§ **The problem**
Only the pictures stay out; every record is to be quoted exactly.

§ **Information shown**
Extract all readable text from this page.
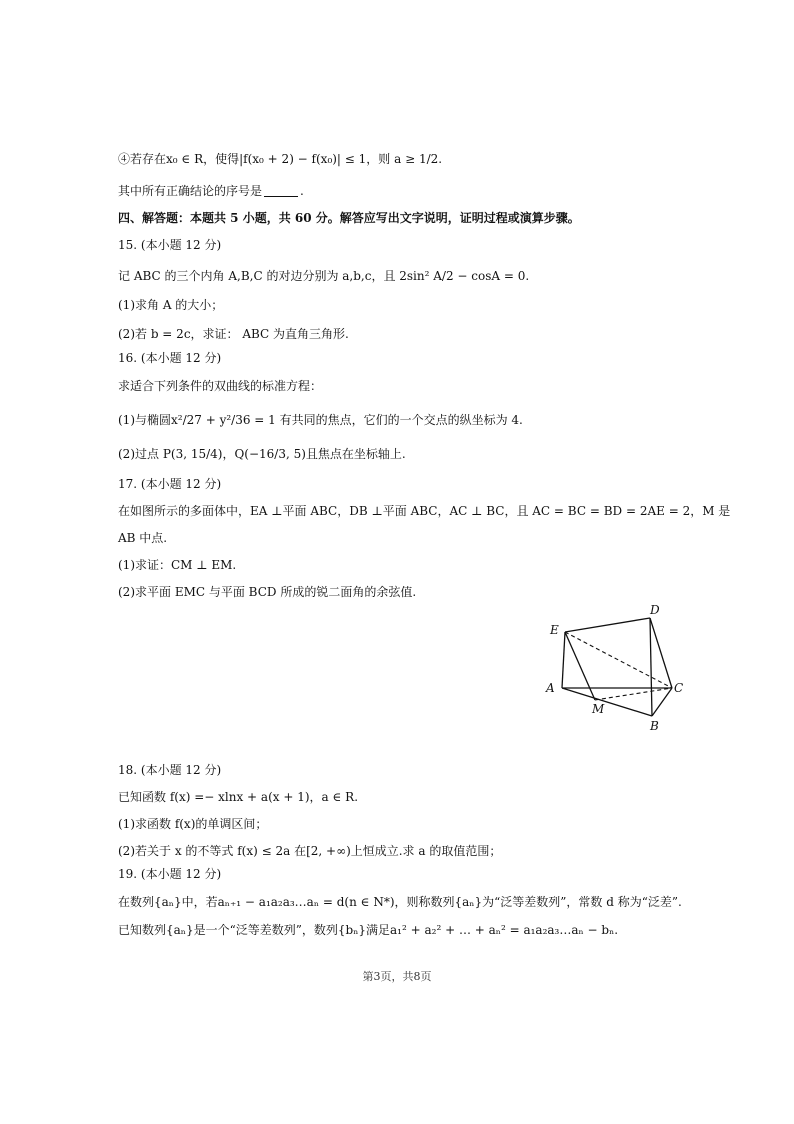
④若存在x₀ ∈ R，使得|f(x₀ + 2) − f(x₀)| ≤ 1，则 a ≥ 1/2.
其中所有正确结论的序号是	.
四、解答题：本题共 5 小题，共 60 分。解答应写出文字说明，证明过程或演算步骤。
15. (本小题 12 分)
记 ABC 的三个内角 A,B,C 的对边分别为 a,b,c，且 2sin² A/2 − cosA = 0.
(1)求角 A 的大小；
(2)若 b = 2c，求证： ABC 为直角三角形.
16. (本小题 12 分)
求适合下列条件的双曲线的标准方程：
(1)与椭圆x²/27 + y²/36 = 1 有共同的焦点，它们的一个交点的纵坐标为 4.
(2)过点 P(3, 15/4)，Q(−16/3, 5)且焦点在坐标轴上.
17. (本小题 12 分)
在如图所示的多面体中，EA ⊥平面 ABC，DB ⊥平面 ABC，AC ⊥ BC，且 AC = BC = BD = 2AE = 2，M 是
AB 中点.
(1)求证：CM ⊥ EM.
(2)求平面 EMC 与平面 BCD 所成的锐二面角的余弦值.
D
E
A	C
M
B
18. (本小题 12 分)
已知函数 f(x) =− xlnx + a(x + 1)，a ∈ R.
(1)求函数 f(x)的单调区间；
(2)若关于 x 的不等式 f(x) ≤ 2a 在[2, +∞)上恒成立.求 a 的取值范围；
19. (本小题 12 分)
在数列{aₙ}中，若aₙ₊₁ − a₁a₂a₃…aₙ = d(n ∈ N*)，则称数列{aₙ}为“泛等差数列”，常数 d 称为“泛差”.
已知数列{aₙ}是一个“泛等差数列”，数列{bₙ}满足a₁² + a₂² + … + aₙ² = a₁a₂a₃…aₙ − bₙ.
第3页，共8页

§ **Response to this task**
Extract all readable text from this page.
④若存在x₀ ∈ R，使得|f(x₀ + 2) − f(x₀)| ≤ 1，则 a ≥ 1/2.
其中所有正确结论的序号是	.
四、解答题：本题共 5 小题，共 60 分。解答应写出文字说明，证明过程或演算步骤。
15. (本小题 12 分)
记 ABC 的三个内角 A,B,C 的对边分别为 a,b,c，且 2sin² A/2 − cosA = 0.
(1)求角 A 的大小；
(2)若 b = 2c，求证： ABC 为直角三角形.
16. (本小题 12 分)
求适合下列条件的双曲线的标准方程：
(1)与椭圆x²/27 + y²/36 = 1 有共同的焦点，它们的一个交点的纵坐标为 4.
(2)过点 P(3, 15/4)，Q(−16/3, 5)且焦点在坐标轴上.
17. (本小题 12 分)
在如图所示的多面体中，EA ⊥平面 ABC，DB ⊥平面 ABC，AC ⊥ BC，且 AC = BC = BD = 2AE = 2，M 是
AB 中点.
(1)求证：CM ⊥ EM.
(2)求平面 EMC 与平面 BCD 所成的锐二面角的余弦值.
D
E
A	C
M
B
18. (本小题 12 分)
已知函数 f(x) =− xlnx + a(x + 1)，a ∈ R.
(1)求函数 f(x)的单调区间；
(2)若关于 x 的不等式 f(x) ≤ 2a 在[2, +∞)上恒成立.求 a 的取值范围；
19. (本小题 12 分)
在数列{aₙ}中，若aₙ₊₁ − a₁a₂a₃…aₙ = d(n ∈ N*)，则称数列{aₙ}为“泛等差数列”，常数 d 称为“泛差”.
已知数列{aₙ}是一个“泛等差数列”，数列{bₙ}满足a₁² + a₂² + … + aₙ² = a₁a₂a₃…aₙ − bₙ.
第3页，共8页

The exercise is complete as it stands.